Gib die Zeilen aus den Datensätzen unten Wort für Wort wieder, beginnend mit der Zeile, die „ready-in-text: Ready In: 45 minutes — [1054, 676, 1521, 758]“ enthält, und endend mit der Zeile, die „recipe-image[interactable] — [1594, 199, 2034, 621]“ enthält, beide eingeschlossen.

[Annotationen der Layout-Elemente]
· · · · ·

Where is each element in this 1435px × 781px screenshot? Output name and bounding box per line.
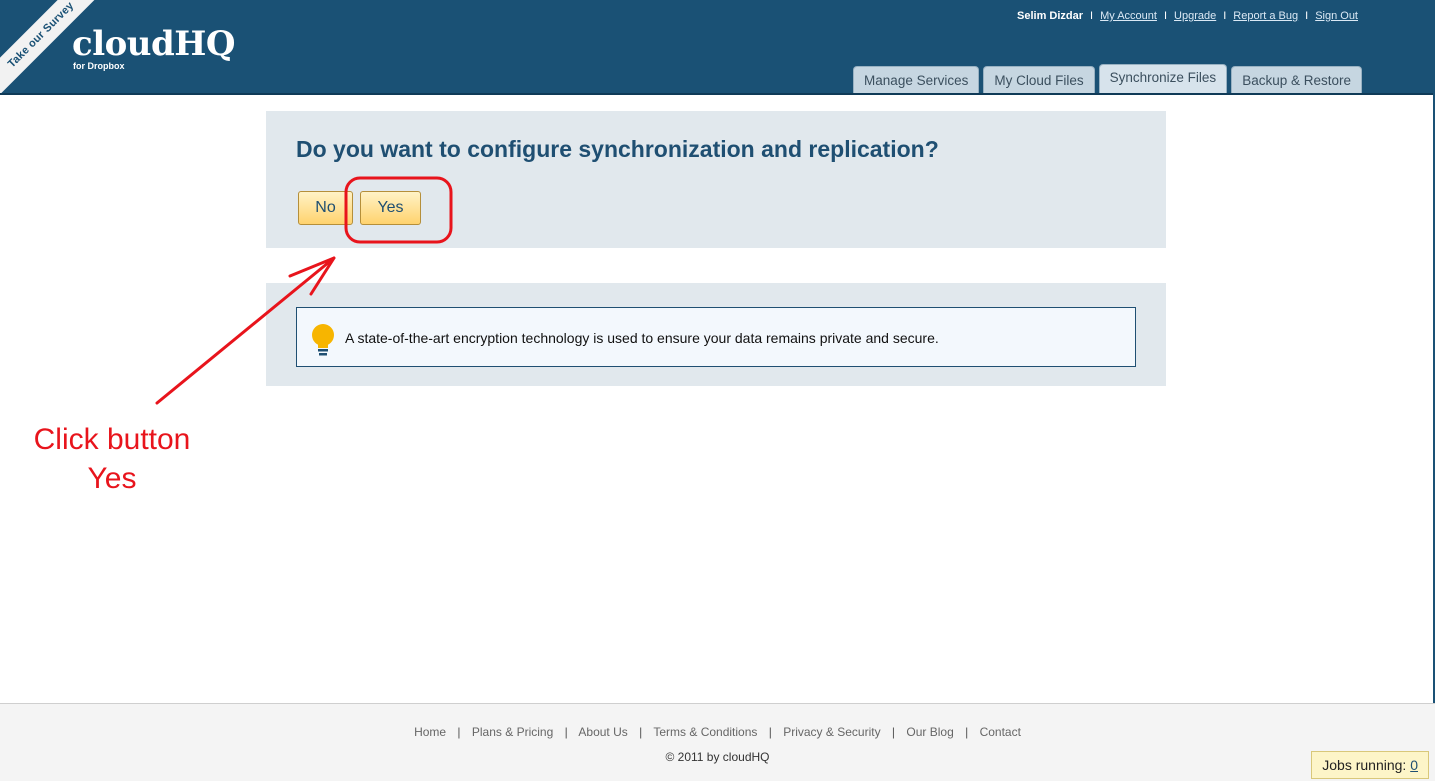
annotation-line-2: Yes [87, 462, 137, 495]
jobs-running-badge: Jobs running: 0 [1311, 751, 1429, 779]
annotation-instruction: Click button Yes [12, 420, 212, 498]
copyright: © 2011 by cloudHQ [665, 750, 770, 764]
footer-separator: | [564, 725, 568, 739]
tab-synchronize-files[interactable]: Synchronize Files [1098, 64, 1228, 93]
my-account-link[interactable]: My Account [1100, 10, 1157, 22]
footer-separator: | [965, 725, 969, 739]
footer-terms-link[interactable]: Terms & Conditions [653, 725, 757, 739]
footer: Home | Plans & Pricing | About Us | Term… [0, 703, 1435, 781]
jobs-running-label: Jobs running: [1322, 757, 1407, 773]
footer-separator: | [639, 725, 643, 739]
footer-separator: | [768, 725, 772, 739]
footer-plans-pricing-link[interactable]: Plans & Pricing [472, 725, 553, 739]
jobs-running-count-link[interactable]: 0 [1410, 757, 1418, 773]
yes-button[interactable]: Yes [360, 191, 421, 225]
link-separator: I [1223, 10, 1227, 22]
footer-separator: | [457, 725, 461, 739]
tab-backup-restore[interactable]: Backup & Restore [1231, 66, 1362, 93]
footer-contact-link[interactable]: Contact [980, 725, 1021, 739]
sync-question-heading: Do you want to configure synchronization… [296, 136, 939, 162]
logo-subtitle: for Dropbox [73, 61, 125, 71]
account-links: Selim Dizdar I My Account I Upgrade I Re… [1017, 10, 1358, 22]
sync-question-panel: Do you want to configure synchronization… [266, 111, 1166, 248]
no-button[interactable]: No [298, 191, 353, 225]
annotation-line-1: Click button [33, 423, 191, 456]
sign-out-link[interactable]: Sign Out [1315, 10, 1358, 22]
main-tabs: Manage Services My Cloud Files Synchroni… [853, 64, 1362, 93]
report-bug-link[interactable]: Report a Bug [1233, 10, 1298, 22]
lightbulb-icon [312, 324, 334, 356]
encryption-notice-text: A state-of-the-art encryption technology… [345, 330, 939, 346]
header: Take our Survey cloudHQ for Dropbox Seli… [0, 0, 1435, 95]
link-separator: I [1163, 10, 1168, 22]
tab-my-cloud-files[interactable]: My Cloud Files [983, 66, 1095, 93]
link-separator: I [1305, 10, 1309, 22]
footer-privacy-link[interactable]: Privacy & Security [783, 725, 880, 739]
encryption-notice: A state-of-the-art encryption technology… [296, 307, 1136, 367]
link-separator: I [1090, 10, 1094, 22]
footer-blog-link[interactable]: Our Blog [906, 725, 953, 739]
footer-home-link[interactable]: Home [414, 725, 446, 739]
info-panel: A state-of-the-art encryption technology… [266, 283, 1166, 386]
user-name: Selim Dizdar [1017, 10, 1084, 22]
upgrade-link[interactable]: Upgrade [1174, 10, 1216, 22]
footer-links: Home | Plans & Pricing | About Us | Term… [0, 725, 1435, 739]
footer-separator: | [891, 725, 896, 739]
tab-manage-services[interactable]: Manage Services [853, 66, 980, 93]
cloudhq-logo[interactable]: cloudHQ [72, 26, 236, 62]
footer-about-us-link[interactable]: About Us [578, 725, 627, 739]
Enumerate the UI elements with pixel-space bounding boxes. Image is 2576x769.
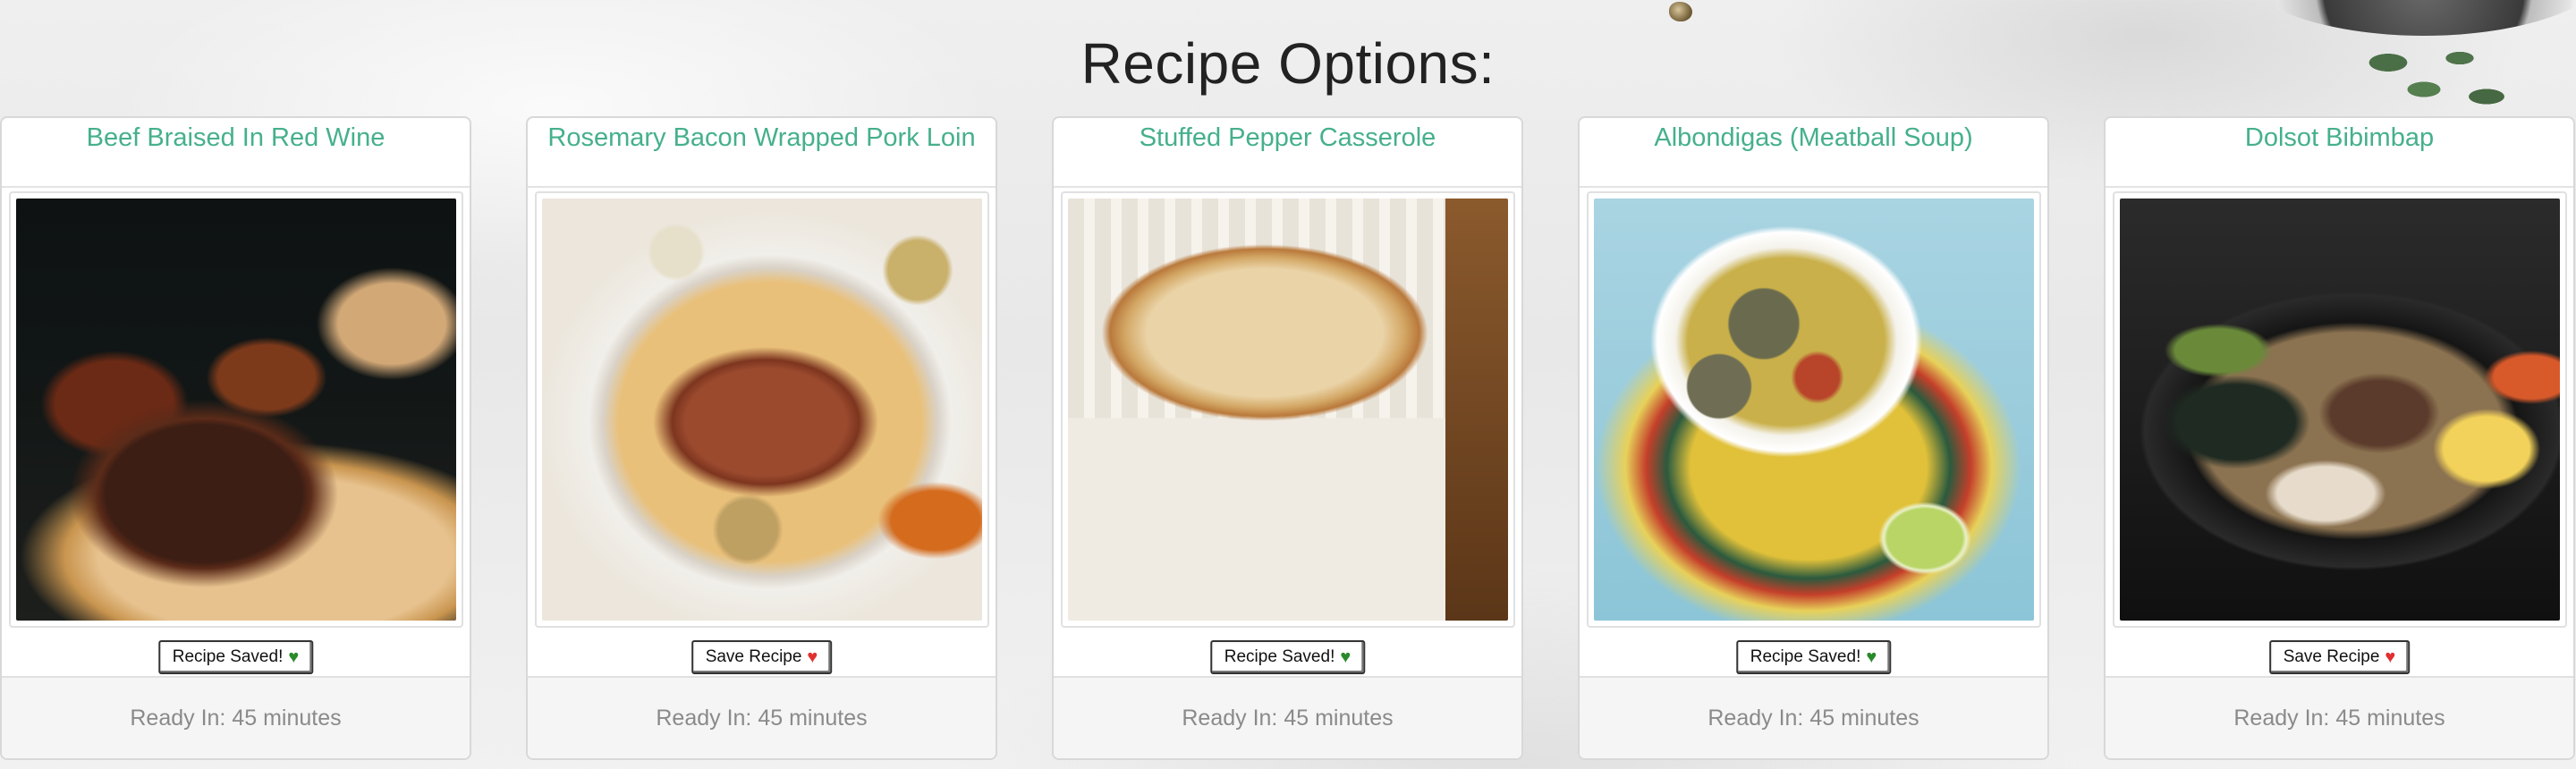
ready-in-text: Ready In: 45 minutes — [1054, 676, 1521, 758]
green-heart-icon: ♥ — [288, 647, 300, 667]
save-button-label: Recipe Saved! — [172, 647, 284, 666]
recipe-image[interactable] — [16, 199, 456, 621]
recipe-image[interactable] — [2120, 199, 2560, 621]
recipe-image[interactable] — [1594, 199, 2034, 621]
recipe-image-frame — [1061, 191, 1515, 628]
save-recipe-button[interactable]: Recipe Saved! ♥ — [1735, 640, 1892, 674]
save-button-label: Recipe Saved! — [1750, 647, 1861, 666]
save-recipe-button[interactable]: Recipe Saved! ♥ — [1209, 640, 1366, 674]
recipe-image-frame — [535, 191, 989, 628]
ready-in-text: Ready In: 45 minutes — [2106, 676, 2573, 758]
save-button-label: Save Recipe — [705, 647, 802, 666]
recipe-image-frame — [9, 191, 463, 628]
green-heart-icon: ♥ — [1866, 647, 1877, 667]
recipe-image-frame — [1587, 191, 2041, 628]
save-recipe-button[interactable]: Save Recipe ♥ — [2268, 640, 2411, 674]
recipe-image-frame — [2113, 191, 2567, 628]
save-button-label: Recipe Saved! — [1224, 647, 1335, 666]
red-heart-icon: ♥ — [2385, 647, 2396, 667]
recipe-card: Rosemary Bacon Wrapped Pork Loin Save Re… — [526, 116, 997, 760]
recipe-image[interactable] — [1068, 199, 1508, 621]
recipe-card: Stuffed Pepper Casserole Recipe Saved! ♥… — [1052, 116, 1523, 760]
recipe-card-list: Beef Braised In Red Wine Recipe Saved! ♥… — [0, 116, 2576, 760]
recipe-title-link[interactable]: Albondigas (Meatball Soup) — [1580, 118, 2047, 188]
save-recipe-button[interactable]: Recipe Saved! ♥ — [157, 640, 314, 674]
ready-in-text: Ready In: 45 minutes — [528, 676, 996, 758]
recipe-card: Beef Braised In Red Wine Recipe Saved! ♥… — [0, 116, 471, 760]
recipe-card: Albondigas (Meatball Soup) Recipe Saved!… — [1578, 116, 2049, 760]
page-title: Recipe Options: — [1080, 31, 1496, 96]
save-recipe-button[interactable]: Save Recipe ♥ — [691, 640, 833, 674]
green-heart-icon: ♥ — [1340, 647, 1352, 667]
recipe-title-link[interactable]: Beef Braised In Red Wine — [2, 118, 470, 188]
ready-in-text: Ready In: 45 minutes — [1580, 676, 2047, 758]
recipe-title-link[interactable]: Rosemary Bacon Wrapped Pork Loin — [528, 118, 996, 188]
recipe-card: Dolsot Bibimbap Save Recipe ♥ Ready In: … — [2104, 116, 2575, 760]
recipe-image[interactable] — [542, 199, 982, 621]
red-heart-icon: ♥ — [807, 647, 818, 667]
recipe-title-link[interactable]: Stuffed Pepper Casserole — [1054, 118, 1521, 188]
recipe-title-link[interactable]: Dolsot Bibimbap — [2106, 118, 2573, 188]
save-button-label: Save Recipe — [2283, 647, 2380, 666]
background-seed-decoration — [1669, 2, 1692, 21]
ready-in-text: Ready In: 45 minutes — [2, 676, 470, 758]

· · · · ·

- Lösung
ready-in-text: Ready In: 45 minutes — [1054, 676, 1521, 758]
green-heart-icon: ♥ — [288, 647, 300, 667]
save-button-label: Recipe Saved! — [172, 647, 284, 666]
recipe-image[interactable] — [16, 199, 456, 621]
recipe-image[interactable] — [2120, 199, 2560, 621]
recipe-image[interactable] — [1594, 199, 2034, 621]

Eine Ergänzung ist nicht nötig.